#### Dataset items
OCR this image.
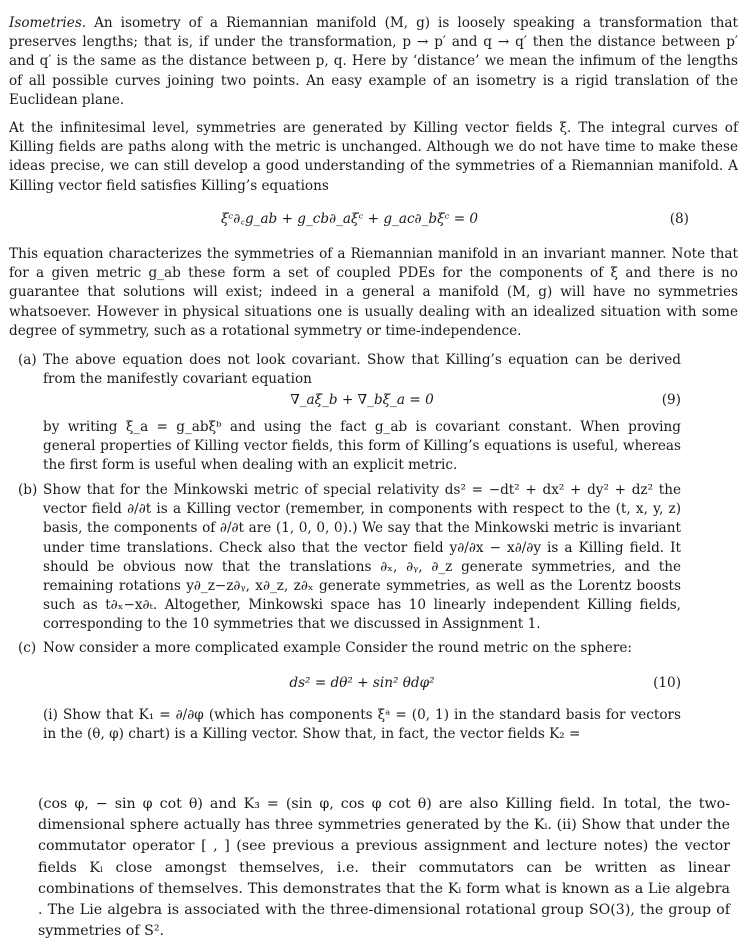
Isometries. An isometry of a Riemannian manifold (M, g) is loosely speaking a transformation that preserves lengths; that is, if under the transformation, p → p′ and q → q′ then the distance between p′ and q′ is the same as the distance between p, q. Here by ‘distance’ we mean the infimum of the lengths of all possible curves joining two points. An easy example of an isometry is a rigid translation of the Euclidean plane.

At the infinitesimal level, symmetries are generated by Killing vector fields ξ. The integral curves of Killing fields are paths along with the metric is unchanged. Although we do not have time to make these ideas precise, we can still develop a good understanding of the symmetries of a Riemannian manifold. A Killing vector field satisfies Killing’s equations

ξᶜ∂꜀g_ab + g_cb∂_aξᶜ + g_ac∂_bξᶜ = 0	(8)

This equation characterizes the symmetries of a Riemannian manifold in an invariant manner. Note that for a given metric g_ab these form a set of coupled PDEs for the components of ξ and there is no guarantee that solutions will exist; indeed in a general a manifold (M, g) will have no symmetries whatsoever. However in physical situations one is usually dealing with an idealized situation with some degree of symmetry, such as a rotational symmetry or time-independence.

(a) The above equation does not look covariant. Show that Killing’s equation can be derived from the manifestly covariant equation

∇_aξ_b + ∇_bξ_a = 0	(9)

by writing ξ_a = g_abξᵇ and using the fact g_ab is covariant constant. When proving general properties of Killing vector fields, this form of Killing’s equations is useful, whereas the first form is useful when dealing with an explicit metric.

(b) Show that for the Minkowski metric of special relativity ds² = −dt² + dx² + dy² + dz² the vector field ∂/∂t is a Killing vector (remember, in components with respect to the (t, x, y, z) basis, the components of ∂/∂t are (1, 0, 0, 0).) We say that the Minkowski metric is invariant under time translations. Check also that the vector field y∂/∂x − x∂/∂y is a Killing field. It should be obvious now that the translations ∂ₓ, ∂ᵧ, ∂_z generate symmetries, and the remaining rotations y∂_z−z∂ᵧ, x∂_z, z∂ₓ generate symmetries, as well as the Lorentz boosts such as t∂ₓ−x∂ₜ. Altogether, Minkowski space has 10 linearly independent Killing fields, corresponding to the 10 symmetries that we discussed in Assignment 1.

(c) Now consider a more complicated example Consider the round metric on the sphere:

ds² = dθ² + sin² θdφ²	(10)

(i) Show that K₁ = ∂/∂φ (which has components ξᵃ = (0, 1) in the standard basis for vectors in the (θ, φ) chart) is a Killing vector. Show that, in fact, the vector fields K₂ =

(cos φ, − sin φ cot θ) and K₃ = (sin φ, cos φ cot θ) are also Killing field. In total, the two-dimensional sphere actually has three symmetries generated by the Kᵢ. (ii) Show that under the commutator operator [ , ] (see previous a previous assignment and lecture notes) the vector fields Kᵢ close amongst themselves, i.e. their commutators can be written as linear combinations of themselves. This demonstrates that the Kᵢ form what is known as a Lie algebra . The Lie algebra is associated with the three-dimensional rotational group SO(3), the group of symmetries of S².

#### Brief
Pull every line containing the word "these" out of the material.

#### Exercise result
At the infinitesimal level, symmetries are generated by Killing vector fields ξ. The integral curves of Killing fields are paths along with the metric is unchanged. Although we do not have time to make these ideas precise, we can still develop a good understanding of the symmetries of a Riemannian manifold. A Killing vector field satisfies Killing’s equations
This equation characterizes the symmetries of a Riemannian manifold in an invariant manner. Note that for a given metric g_ab these form a set of coupled PDEs for the components of ξ and there is no guarantee that solutions will exist; indeed in a general a manifold (M, g) will have no symmetries whatsoever. However in physical situations one is usually dealing with an idealized situation with some degree of symmetry, such as a rotational symmetry or time-independence.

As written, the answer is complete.